▶ TASK DIRECTIONS:
Pictures do not belong in the copy; restate the records below word for word.

===== DATASET EXTRACT =====

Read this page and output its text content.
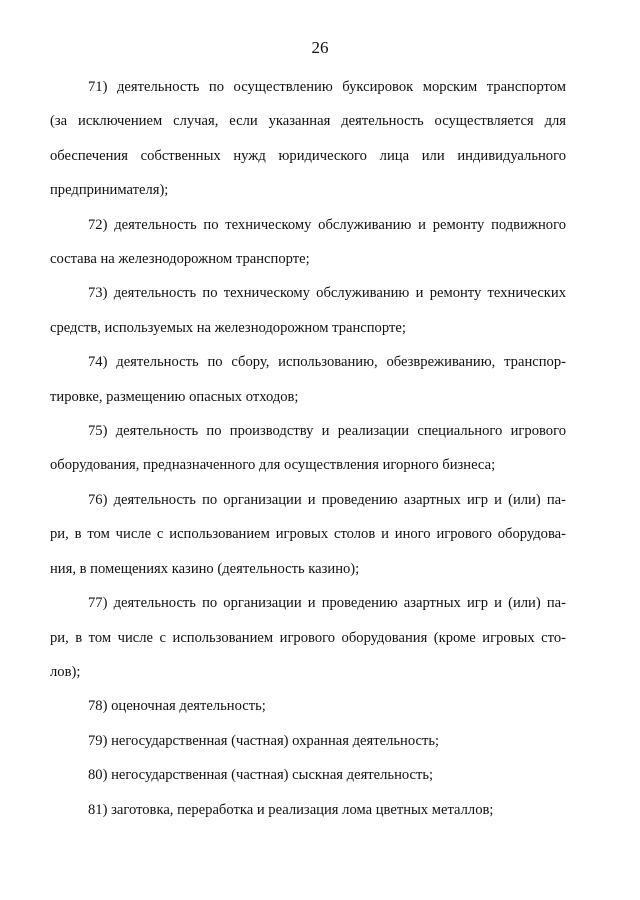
26
71) деятельность по осуществлению буксировок морским транспортом
(за исключением случая, если указанная деятельность осуществляется для
обеспечения собственных нужд юридического лица или индивидуального
предпринимателя);
72) деятельность по техническому обслуживанию и ремонту подвижного
состава на железнодорожном транспорте;
73) деятельность по техническому обслуживанию и ремонту технических
средств, используемых на железнодорожном транспорте;
74) деятельность по сбору, использованию, обезвреживанию, транспор-
тировке, размещению опасных отходов;
75) деятельность по производству и реализации специального игрового
оборудования, предназначенного для осуществления игорного бизнеса;
76) деятельность по организации и проведению азартных игр и (или) па-
ри, в том числе с использованием игровых столов и иного игрового оборудова-
ния, в помещениях казино (деятельность казино);
77) деятельность по организации и проведению азартных игр и (или) па-
ри, в том числе с использованием игрового оборудования (кроме игровых сто-
лов);
78) оценочная деятельность;
79) негосударственная (частная) охранная деятельность;
80) негосударственная (частная) сыскная деятельность;
81) заготовка, переработка и реализация лома цветных металлов;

=====

▶ IN RESPONSE:
Read this page and output its text content.
26
71) деятельность по осуществлению буксировок морским транспортом
(за исключением случая, если указанная деятельность осуществляется для
обеспечения собственных нужд юридического лица или индивидуального
предпринимателя);
72) деятельность по техническому обслуживанию и ремонту подвижного
состава на железнодорожном транспорте;
73) деятельность по техническому обслуживанию и ремонту технических
средств, используемых на железнодорожном транспорте;
74) деятельность по сбору, использованию, обезвреживанию, транспор-
тировке, размещению опасных отходов;
75) деятельность по производству и реализации специального игрового
оборудования, предназначенного для осуществления игорного бизнеса;
76) деятельность по организации и проведению азартных игр и (или) па-
ри, в том числе с использованием игровых столов и иного игрового оборудова-
ния, в помещениях казино (деятельность казино);
77) деятельность по организации и проведению азартных игр и (или) па-
ри, в том числе с использованием игрового оборудования (кроме игровых сто-
лов);
78) оценочная деятельность;
79) негосударственная (частная) охранная деятельность;
80) негосударственная (частная) сыскная деятельность;
81) заготовка, переработка и реализация лома цветных металлов;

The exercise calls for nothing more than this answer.